• [BRIEF]: Isolate every line in the data with the string "AswaqInformation" and copy it.

• [MATERIALS PROVIDED]:
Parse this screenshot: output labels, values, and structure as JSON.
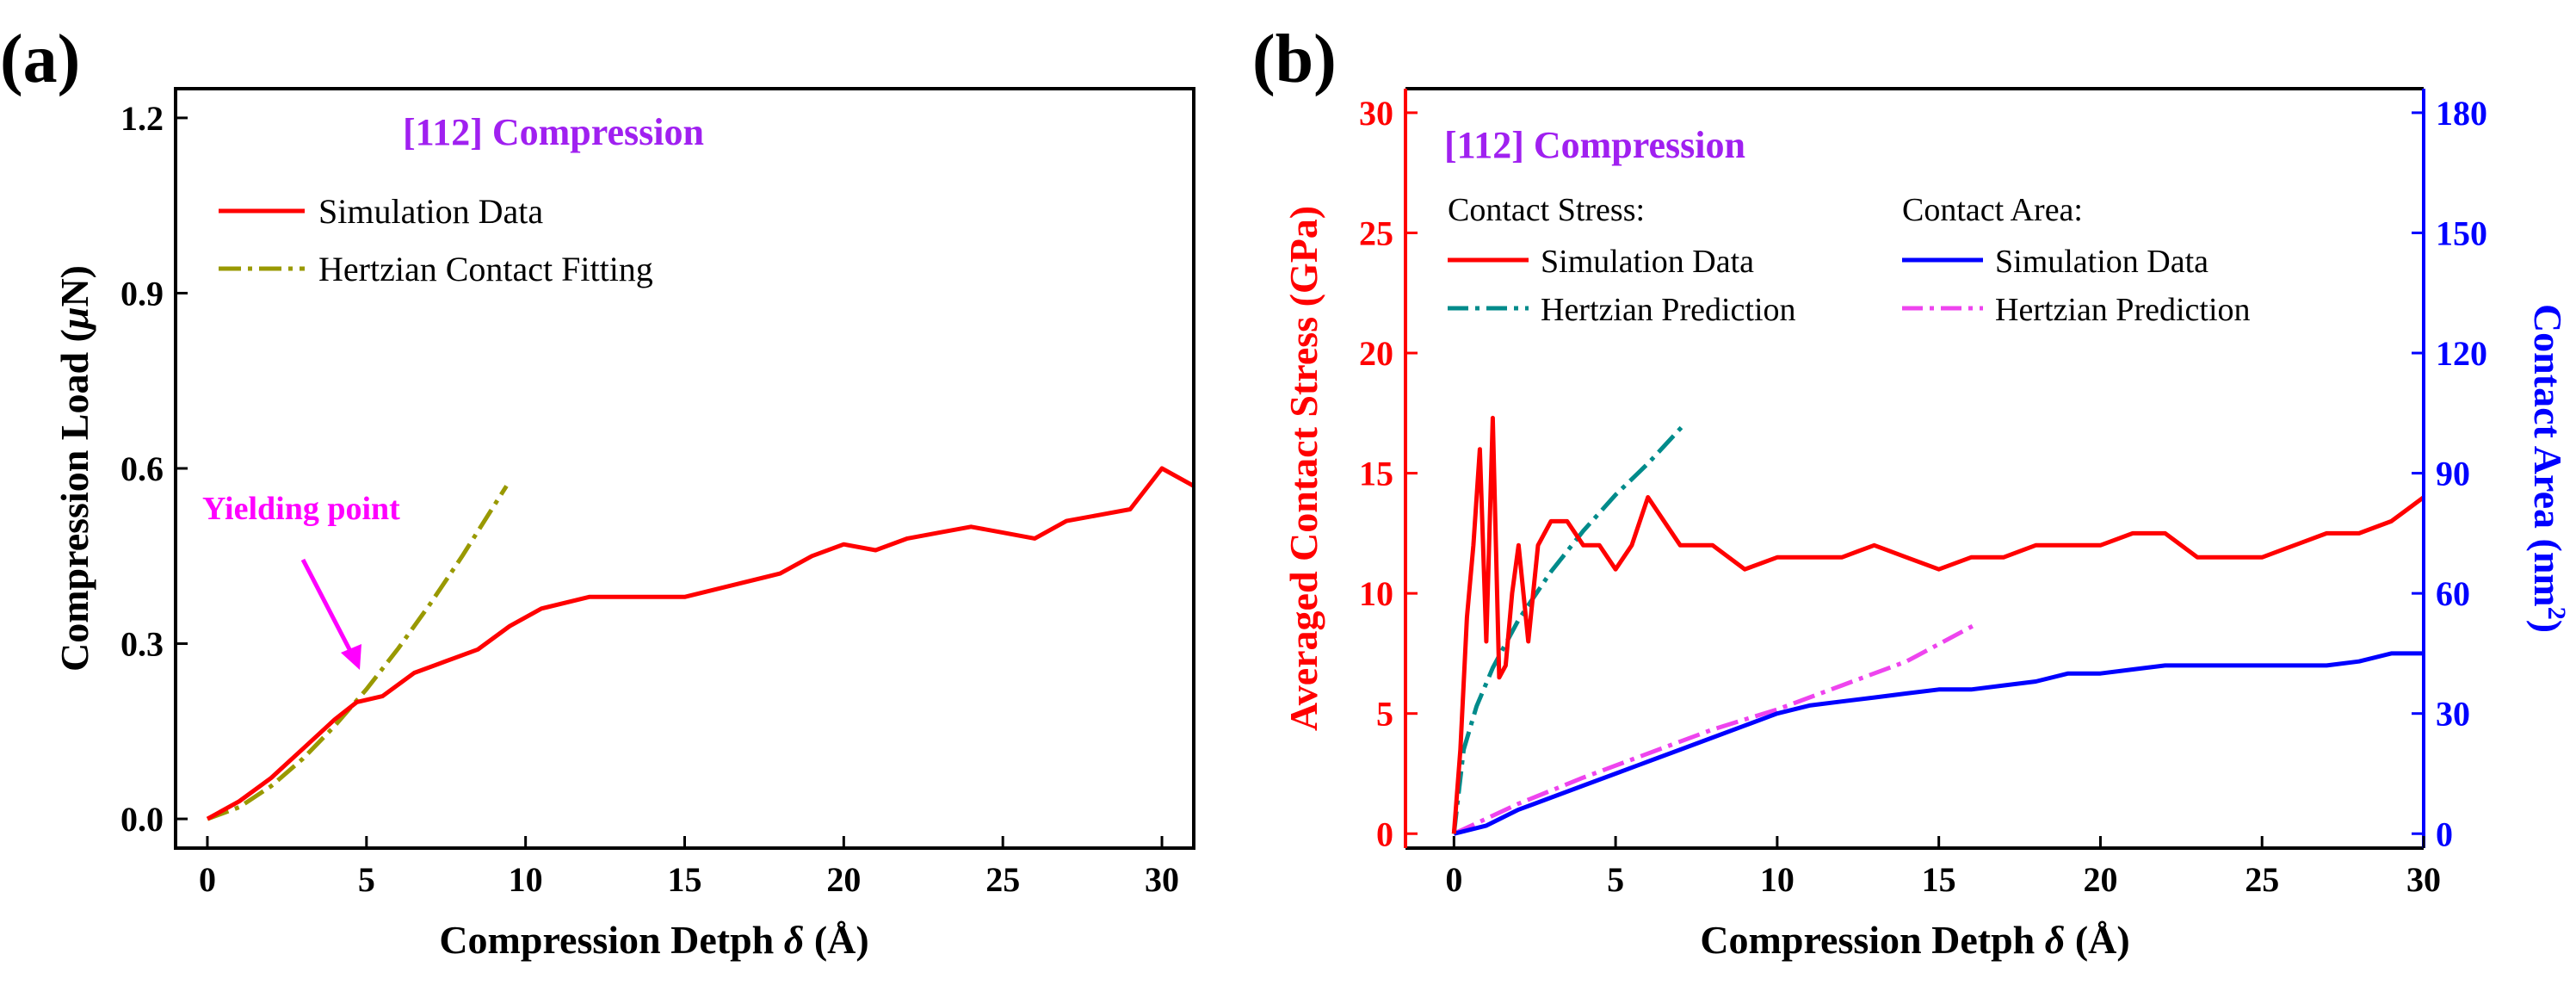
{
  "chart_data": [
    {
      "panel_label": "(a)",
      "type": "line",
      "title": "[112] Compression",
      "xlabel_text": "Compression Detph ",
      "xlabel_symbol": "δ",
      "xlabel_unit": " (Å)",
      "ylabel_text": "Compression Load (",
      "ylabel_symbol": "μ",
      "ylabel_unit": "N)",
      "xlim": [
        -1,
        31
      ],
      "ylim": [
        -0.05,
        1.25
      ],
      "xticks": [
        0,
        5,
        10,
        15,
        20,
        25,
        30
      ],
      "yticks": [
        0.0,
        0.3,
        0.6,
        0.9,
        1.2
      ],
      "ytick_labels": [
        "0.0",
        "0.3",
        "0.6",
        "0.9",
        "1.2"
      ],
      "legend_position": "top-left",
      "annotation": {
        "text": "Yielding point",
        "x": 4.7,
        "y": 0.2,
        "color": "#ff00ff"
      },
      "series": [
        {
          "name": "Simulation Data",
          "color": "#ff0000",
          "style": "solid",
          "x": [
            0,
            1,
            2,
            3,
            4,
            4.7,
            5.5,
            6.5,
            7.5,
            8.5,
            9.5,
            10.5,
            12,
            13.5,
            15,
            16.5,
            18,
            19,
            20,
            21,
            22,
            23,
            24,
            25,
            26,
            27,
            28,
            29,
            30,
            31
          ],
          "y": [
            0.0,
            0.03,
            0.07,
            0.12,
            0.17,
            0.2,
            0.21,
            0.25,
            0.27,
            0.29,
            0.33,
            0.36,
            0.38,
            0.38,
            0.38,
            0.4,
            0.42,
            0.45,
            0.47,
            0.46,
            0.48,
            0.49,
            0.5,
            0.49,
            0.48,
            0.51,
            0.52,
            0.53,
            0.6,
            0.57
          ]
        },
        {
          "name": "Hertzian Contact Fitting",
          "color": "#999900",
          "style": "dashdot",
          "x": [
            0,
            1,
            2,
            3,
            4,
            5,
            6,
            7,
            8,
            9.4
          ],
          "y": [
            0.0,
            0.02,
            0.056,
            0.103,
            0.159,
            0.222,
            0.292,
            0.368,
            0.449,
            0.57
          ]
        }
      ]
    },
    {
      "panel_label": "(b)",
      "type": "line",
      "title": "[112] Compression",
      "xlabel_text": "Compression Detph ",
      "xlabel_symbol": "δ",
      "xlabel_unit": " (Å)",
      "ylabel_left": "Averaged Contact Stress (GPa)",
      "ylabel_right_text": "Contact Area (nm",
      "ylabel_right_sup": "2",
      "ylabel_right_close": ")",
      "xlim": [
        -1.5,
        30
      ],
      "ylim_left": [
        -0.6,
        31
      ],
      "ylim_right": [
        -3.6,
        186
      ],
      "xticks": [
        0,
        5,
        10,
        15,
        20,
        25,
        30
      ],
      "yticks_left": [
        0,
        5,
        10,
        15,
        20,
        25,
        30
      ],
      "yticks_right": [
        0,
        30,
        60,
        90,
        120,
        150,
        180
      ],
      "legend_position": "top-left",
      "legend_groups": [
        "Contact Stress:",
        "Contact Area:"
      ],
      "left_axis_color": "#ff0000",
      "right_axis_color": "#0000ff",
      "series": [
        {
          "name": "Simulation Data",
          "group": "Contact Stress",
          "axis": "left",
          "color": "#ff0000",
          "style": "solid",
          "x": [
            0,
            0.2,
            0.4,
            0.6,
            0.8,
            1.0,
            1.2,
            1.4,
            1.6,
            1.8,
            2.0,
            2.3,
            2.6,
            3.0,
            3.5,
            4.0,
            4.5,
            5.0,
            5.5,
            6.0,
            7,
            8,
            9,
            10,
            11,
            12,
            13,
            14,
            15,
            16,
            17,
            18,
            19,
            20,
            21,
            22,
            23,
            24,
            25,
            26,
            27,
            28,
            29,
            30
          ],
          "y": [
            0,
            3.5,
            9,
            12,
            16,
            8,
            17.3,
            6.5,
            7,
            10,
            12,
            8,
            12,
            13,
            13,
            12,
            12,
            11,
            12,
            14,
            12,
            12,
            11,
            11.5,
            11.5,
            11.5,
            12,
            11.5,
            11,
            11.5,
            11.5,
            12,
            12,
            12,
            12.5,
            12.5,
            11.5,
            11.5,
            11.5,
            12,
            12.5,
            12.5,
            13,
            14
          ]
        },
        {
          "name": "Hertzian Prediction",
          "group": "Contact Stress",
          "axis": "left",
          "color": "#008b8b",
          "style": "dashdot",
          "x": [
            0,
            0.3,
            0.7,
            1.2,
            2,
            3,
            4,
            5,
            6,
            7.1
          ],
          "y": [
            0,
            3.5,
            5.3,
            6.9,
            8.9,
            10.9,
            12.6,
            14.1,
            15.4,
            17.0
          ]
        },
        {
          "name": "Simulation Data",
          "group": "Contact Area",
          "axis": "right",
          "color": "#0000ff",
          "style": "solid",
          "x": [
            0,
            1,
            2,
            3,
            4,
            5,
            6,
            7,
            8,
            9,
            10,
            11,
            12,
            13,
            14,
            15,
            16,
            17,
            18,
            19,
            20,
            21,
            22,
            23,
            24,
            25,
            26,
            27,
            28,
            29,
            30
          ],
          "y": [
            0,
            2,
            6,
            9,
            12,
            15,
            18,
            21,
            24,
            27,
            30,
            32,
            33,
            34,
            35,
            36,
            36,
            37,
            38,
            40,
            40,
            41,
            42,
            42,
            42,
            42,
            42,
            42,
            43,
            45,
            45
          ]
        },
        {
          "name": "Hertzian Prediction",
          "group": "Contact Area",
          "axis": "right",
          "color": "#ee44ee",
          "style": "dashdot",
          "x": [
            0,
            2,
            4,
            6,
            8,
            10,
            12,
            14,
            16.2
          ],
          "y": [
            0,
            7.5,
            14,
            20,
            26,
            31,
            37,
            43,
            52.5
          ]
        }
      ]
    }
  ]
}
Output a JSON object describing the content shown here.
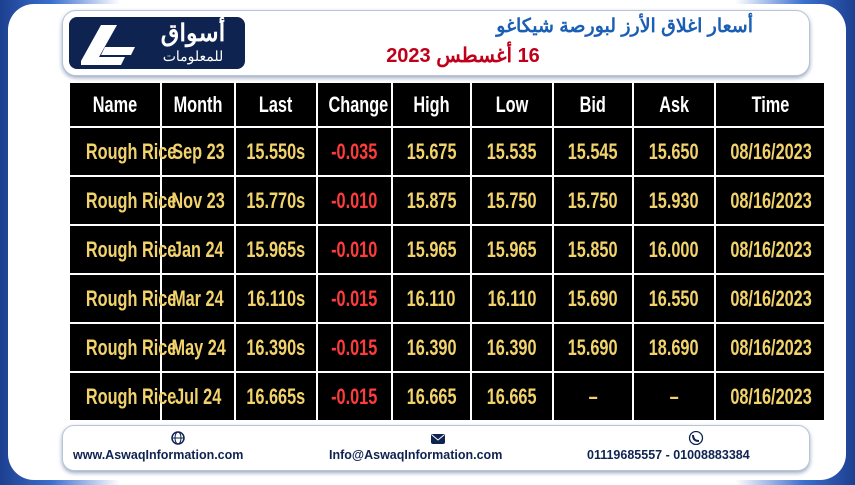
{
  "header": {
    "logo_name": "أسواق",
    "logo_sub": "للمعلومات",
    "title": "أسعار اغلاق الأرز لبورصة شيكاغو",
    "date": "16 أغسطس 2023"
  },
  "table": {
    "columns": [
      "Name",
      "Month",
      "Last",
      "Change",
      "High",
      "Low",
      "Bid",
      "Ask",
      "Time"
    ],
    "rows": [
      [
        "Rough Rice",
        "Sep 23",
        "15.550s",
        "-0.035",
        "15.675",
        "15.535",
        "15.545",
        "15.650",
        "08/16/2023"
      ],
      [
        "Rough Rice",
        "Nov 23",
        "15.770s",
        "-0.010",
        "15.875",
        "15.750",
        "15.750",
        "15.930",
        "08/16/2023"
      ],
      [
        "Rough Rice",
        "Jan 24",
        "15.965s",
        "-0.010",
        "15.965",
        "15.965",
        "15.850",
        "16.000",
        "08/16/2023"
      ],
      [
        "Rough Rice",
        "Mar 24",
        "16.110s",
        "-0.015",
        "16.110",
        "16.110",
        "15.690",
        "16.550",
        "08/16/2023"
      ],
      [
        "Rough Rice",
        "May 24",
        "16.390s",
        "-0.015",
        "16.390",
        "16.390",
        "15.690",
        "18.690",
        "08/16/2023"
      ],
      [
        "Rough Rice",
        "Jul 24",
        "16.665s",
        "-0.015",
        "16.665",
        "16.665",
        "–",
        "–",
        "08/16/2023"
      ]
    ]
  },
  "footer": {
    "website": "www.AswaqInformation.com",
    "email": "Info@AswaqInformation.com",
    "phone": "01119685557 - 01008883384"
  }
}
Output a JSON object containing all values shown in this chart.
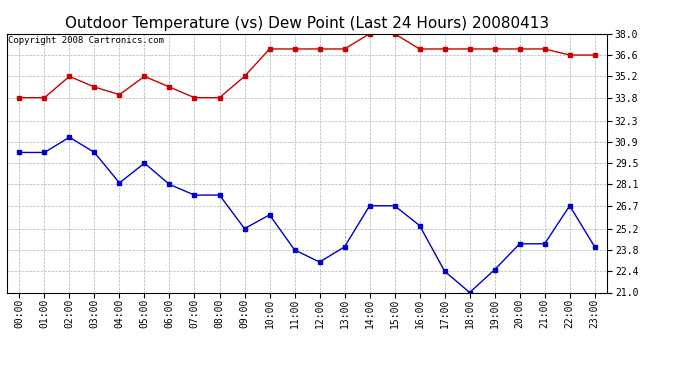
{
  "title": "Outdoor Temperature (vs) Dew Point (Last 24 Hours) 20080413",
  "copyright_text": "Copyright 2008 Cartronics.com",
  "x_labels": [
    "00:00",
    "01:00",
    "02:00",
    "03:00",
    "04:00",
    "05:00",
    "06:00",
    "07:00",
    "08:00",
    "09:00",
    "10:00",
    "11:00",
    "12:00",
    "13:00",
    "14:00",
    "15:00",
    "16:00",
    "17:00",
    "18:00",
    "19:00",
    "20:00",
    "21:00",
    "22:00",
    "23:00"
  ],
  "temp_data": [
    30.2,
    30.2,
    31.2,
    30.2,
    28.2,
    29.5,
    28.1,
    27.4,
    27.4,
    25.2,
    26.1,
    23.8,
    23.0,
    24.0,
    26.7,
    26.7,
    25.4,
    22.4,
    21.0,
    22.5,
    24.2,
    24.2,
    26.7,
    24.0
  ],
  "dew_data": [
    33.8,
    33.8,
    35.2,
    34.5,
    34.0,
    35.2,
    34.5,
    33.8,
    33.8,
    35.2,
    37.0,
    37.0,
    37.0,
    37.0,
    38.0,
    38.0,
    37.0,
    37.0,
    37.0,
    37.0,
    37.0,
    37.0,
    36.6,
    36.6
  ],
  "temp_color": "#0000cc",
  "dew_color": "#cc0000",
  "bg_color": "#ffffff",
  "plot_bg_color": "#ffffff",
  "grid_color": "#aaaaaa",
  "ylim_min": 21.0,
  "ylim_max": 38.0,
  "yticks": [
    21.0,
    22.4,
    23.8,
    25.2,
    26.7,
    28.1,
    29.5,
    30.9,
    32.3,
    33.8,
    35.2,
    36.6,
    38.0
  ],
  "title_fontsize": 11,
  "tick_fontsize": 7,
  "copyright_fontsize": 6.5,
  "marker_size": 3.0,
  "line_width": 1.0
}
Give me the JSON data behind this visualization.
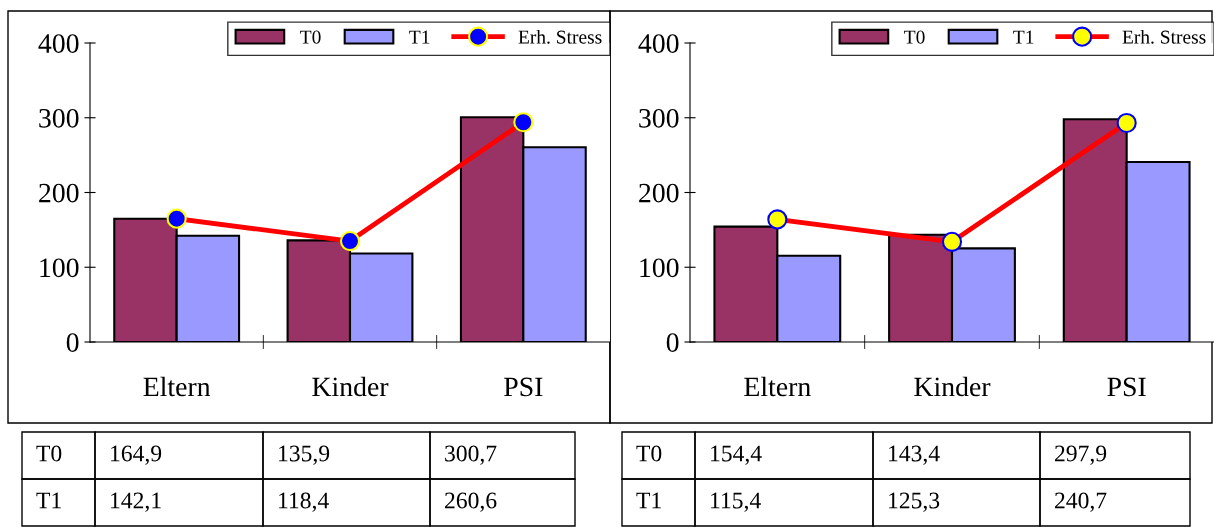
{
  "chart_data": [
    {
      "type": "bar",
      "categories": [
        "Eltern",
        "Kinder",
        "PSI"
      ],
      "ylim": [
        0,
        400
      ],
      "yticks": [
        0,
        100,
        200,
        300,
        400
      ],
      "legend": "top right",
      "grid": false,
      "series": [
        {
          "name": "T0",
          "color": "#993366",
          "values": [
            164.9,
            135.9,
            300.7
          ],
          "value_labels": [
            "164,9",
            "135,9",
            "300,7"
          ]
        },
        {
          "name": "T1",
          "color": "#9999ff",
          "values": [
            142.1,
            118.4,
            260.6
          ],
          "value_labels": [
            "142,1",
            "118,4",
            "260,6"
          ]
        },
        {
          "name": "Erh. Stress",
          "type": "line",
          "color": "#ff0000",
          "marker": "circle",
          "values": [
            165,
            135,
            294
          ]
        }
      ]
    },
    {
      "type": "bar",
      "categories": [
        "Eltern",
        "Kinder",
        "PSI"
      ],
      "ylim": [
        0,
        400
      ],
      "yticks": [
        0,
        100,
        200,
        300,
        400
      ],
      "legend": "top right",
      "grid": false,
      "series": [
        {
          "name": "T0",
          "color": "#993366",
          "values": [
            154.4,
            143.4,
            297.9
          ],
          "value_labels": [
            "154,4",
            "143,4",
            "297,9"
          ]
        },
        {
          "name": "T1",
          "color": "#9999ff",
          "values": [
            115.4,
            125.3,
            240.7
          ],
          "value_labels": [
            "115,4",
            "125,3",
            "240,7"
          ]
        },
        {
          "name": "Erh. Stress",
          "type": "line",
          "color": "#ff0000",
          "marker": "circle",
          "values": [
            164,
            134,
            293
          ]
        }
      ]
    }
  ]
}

• [THE OUTPUT]:
    "website": "www.AswaqInformation.com",
    "email": "Info@AswaqInformation.com",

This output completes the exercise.